GOAL: Can you turn every line in the rows below into a numbered list, skipping blank lines and leaving the pictures out?

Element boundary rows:
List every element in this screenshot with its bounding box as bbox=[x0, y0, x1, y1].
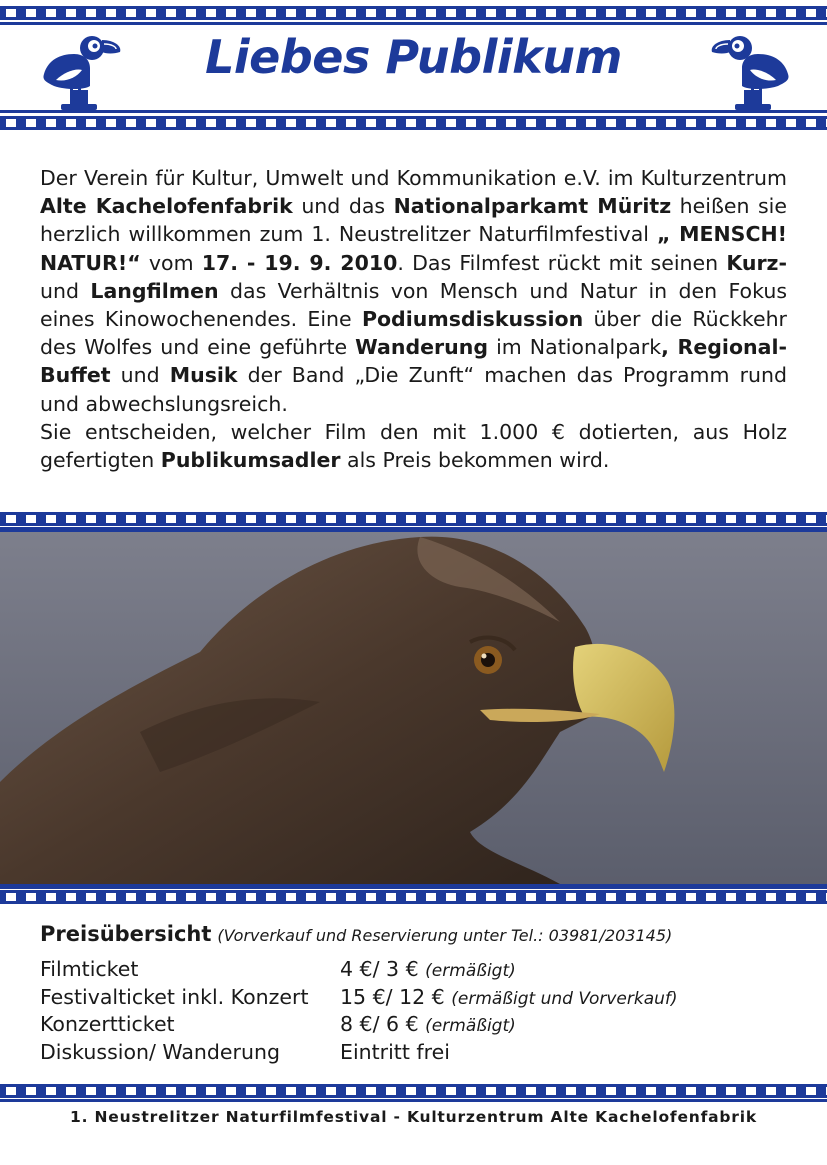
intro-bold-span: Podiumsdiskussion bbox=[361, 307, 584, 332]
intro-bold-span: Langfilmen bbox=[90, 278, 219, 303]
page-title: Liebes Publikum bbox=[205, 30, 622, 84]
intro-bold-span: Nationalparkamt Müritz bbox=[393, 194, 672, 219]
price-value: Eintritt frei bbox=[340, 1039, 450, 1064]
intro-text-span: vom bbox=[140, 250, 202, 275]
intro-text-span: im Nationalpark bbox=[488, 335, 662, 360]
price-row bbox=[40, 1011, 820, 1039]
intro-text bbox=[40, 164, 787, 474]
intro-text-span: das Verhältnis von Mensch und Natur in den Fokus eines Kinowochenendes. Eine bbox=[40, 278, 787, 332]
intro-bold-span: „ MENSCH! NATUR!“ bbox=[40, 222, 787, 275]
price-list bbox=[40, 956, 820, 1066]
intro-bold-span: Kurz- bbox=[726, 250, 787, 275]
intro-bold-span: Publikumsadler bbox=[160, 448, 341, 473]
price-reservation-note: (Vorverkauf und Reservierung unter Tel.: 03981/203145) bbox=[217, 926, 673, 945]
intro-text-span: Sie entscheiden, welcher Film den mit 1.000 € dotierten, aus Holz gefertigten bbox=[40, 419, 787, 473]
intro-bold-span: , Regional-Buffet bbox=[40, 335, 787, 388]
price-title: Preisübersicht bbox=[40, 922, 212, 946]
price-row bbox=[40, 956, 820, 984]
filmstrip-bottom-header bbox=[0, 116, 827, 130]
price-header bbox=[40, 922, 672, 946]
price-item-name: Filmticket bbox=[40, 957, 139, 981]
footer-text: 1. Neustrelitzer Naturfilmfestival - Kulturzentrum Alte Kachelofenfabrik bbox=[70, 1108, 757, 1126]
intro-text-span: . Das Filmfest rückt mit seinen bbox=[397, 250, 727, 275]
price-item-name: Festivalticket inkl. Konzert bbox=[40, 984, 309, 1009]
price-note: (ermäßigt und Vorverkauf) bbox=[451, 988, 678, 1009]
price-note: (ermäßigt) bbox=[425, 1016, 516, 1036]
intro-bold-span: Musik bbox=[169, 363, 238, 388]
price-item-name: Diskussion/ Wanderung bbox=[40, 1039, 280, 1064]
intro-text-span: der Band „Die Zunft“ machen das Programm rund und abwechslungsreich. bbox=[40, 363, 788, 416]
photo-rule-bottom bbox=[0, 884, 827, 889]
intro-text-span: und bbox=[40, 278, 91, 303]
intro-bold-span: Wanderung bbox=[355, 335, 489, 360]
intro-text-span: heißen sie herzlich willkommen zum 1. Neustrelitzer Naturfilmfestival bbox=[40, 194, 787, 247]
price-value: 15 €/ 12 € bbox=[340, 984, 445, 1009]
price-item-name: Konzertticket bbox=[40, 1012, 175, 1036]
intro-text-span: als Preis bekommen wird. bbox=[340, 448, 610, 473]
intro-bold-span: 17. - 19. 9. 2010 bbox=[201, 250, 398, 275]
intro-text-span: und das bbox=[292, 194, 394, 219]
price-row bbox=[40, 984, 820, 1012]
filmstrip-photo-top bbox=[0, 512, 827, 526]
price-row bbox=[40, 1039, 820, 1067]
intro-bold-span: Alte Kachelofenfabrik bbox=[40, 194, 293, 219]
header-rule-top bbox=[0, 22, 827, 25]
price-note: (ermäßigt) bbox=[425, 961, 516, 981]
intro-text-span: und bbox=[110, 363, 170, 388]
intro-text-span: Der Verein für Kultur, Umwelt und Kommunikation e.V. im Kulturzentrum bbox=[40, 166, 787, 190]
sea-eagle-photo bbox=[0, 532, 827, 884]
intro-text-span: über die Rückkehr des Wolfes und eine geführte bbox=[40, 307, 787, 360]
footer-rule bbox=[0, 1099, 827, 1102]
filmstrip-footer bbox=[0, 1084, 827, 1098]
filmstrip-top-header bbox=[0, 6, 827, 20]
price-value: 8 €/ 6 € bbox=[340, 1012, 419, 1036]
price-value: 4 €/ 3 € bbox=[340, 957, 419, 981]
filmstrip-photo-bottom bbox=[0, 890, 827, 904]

FINAL ANSWER:
1. List every element in this screenshot with its bounding box as bbox=[x0, y0, x1, y1].
2. intro-bold-span: Podiumsdiskussion bbox=[361, 307, 584, 332]
3. intro-bold-span: Langfilmen bbox=[90, 278, 219, 303]
4. page-title: Liebes Publikum bbox=[205, 30, 622, 84]
5. intro-bold-span: Nationalparkamt Müritz bbox=[393, 194, 672, 219]
6. price-value: Eintritt frei bbox=[340, 1039, 450, 1064]
7. intro-text-span: vom bbox=[140, 250, 202, 275]
8. intro-text-span: im Nationalpark bbox=[488, 335, 662, 360]
9. price-row bbox=[40, 1011, 820, 1039]
10. intro-text bbox=[40, 164, 787, 474]
11. intro-text-span: das Verhältnis von Mensch und Natur in den Fokus eines Kinowochenendes. Eine bbox=[40, 278, 787, 332]
12. intro-bold-span: „ MENSCH! NATUR!“ bbox=[40, 222, 787, 275]
13. price-list bbox=[40, 956, 820, 1066]
14. intro-bold-span: Kurz- bbox=[726, 250, 787, 275]
15. intro-bold-span: Publikumsadler bbox=[160, 448, 341, 473]
16. price-reservation-note: (Vorverkauf und Reservierung unter Tel.: 03981/203145) bbox=[217, 926, 673, 945]
17. intro-text-span: Sie entscheiden, welcher Film den mit 1.000 € dotierten, aus Holz gefertigten bbox=[40, 419, 787, 473]
18. intro-bold-span: , Regional-Buffet bbox=[40, 335, 787, 388]
19. price-title: Preisübersicht bbox=[40, 922, 212, 946]
20. price-row bbox=[40, 956, 820, 984]
21. filmstrip-bottom-header bbox=[0, 116, 827, 130]
22. price-header bbox=[40, 922, 672, 946]
23. price-item-name: Filmticket bbox=[40, 957, 139, 981]
24. footer-text: 1. Neustrelitzer Naturfilmfestival - Kulturzentrum Alte Kachelofenfabrik bbox=[70, 1108, 757, 1126]
25. intro-text-span: . Das Filmfest rückt mit seinen bbox=[397, 250, 727, 275]
26. price-item-name: Festivalticket inkl. Konzert bbox=[40, 984, 309, 1009]
27. price-note: (ermäßigt und Vorverkauf) bbox=[451, 988, 678, 1009]
28. price-note: (ermäßigt) bbox=[425, 1016, 516, 1036]
29. intro-bold-span: Musik bbox=[169, 363, 238, 388]
30. price-item-name: Diskussion/ Wanderung bbox=[40, 1039, 280, 1064]
31. intro-text-span: der Band „Die Zunft“ machen das Programm rund und abwechslungsreich. bbox=[40, 363, 788, 416]
32. photo-rule-bottom bbox=[0, 884, 827, 889]
33. intro-text-span: und bbox=[40, 278, 91, 303]
34. intro-bold-span: Wanderung bbox=[355, 335, 489, 360]
35. intro-text-span: heißen sie herzlich willkommen zum 1. Neustrelitzer Naturfilmfestival bbox=[40, 194, 787, 247]
36. price-value: 15 €/ 12 € bbox=[340, 984, 445, 1009]
37. price-item-name: Konzertticket bbox=[40, 1012, 175, 1036]
38. intro-text-span: als Preis bekommen wird. bbox=[340, 448, 610, 473]
39. intro-bold-span: 17. - 19. 9. 2010 bbox=[201, 250, 398, 275]
40. intro-text-span: und das bbox=[292, 194, 394, 219]
41. price-row bbox=[40, 984, 820, 1012]
42. filmstrip-photo-top bbox=[0, 512, 827, 526]
43. price-row bbox=[40, 1039, 820, 1067]
44. intro-bold-span: Alte Kachelofenfabrik bbox=[40, 194, 293, 219]
45. header-rule-top bbox=[0, 22, 827, 25]
46. price-note: (ermäßigt) bbox=[425, 961, 516, 981]
47. intro-text-span: und bbox=[110, 363, 170, 388]
48. intro-text-span: Der Verein für Kultur, Umwelt und Kommunikation e.V. im Kulturzentrum bbox=[40, 166, 787, 190]
49. sea-eagle-photo bbox=[0, 532, 827, 884]
50. intro-text-span: über die Rückkehr des Wolfes und eine geführte bbox=[40, 307, 787, 360]
51. footer-rule bbox=[0, 1099, 827, 1102]
52. filmstrip-footer bbox=[0, 1084, 827, 1098]
53. filmstrip-top-header bbox=[0, 6, 827, 20]
54. price-value: 8 €/ 6 € bbox=[340, 1012, 419, 1036]
55. price-value: 4 €/ 3 € bbox=[340, 957, 419, 981]
56. filmstrip-photo-bottom bbox=[0, 890, 827, 904]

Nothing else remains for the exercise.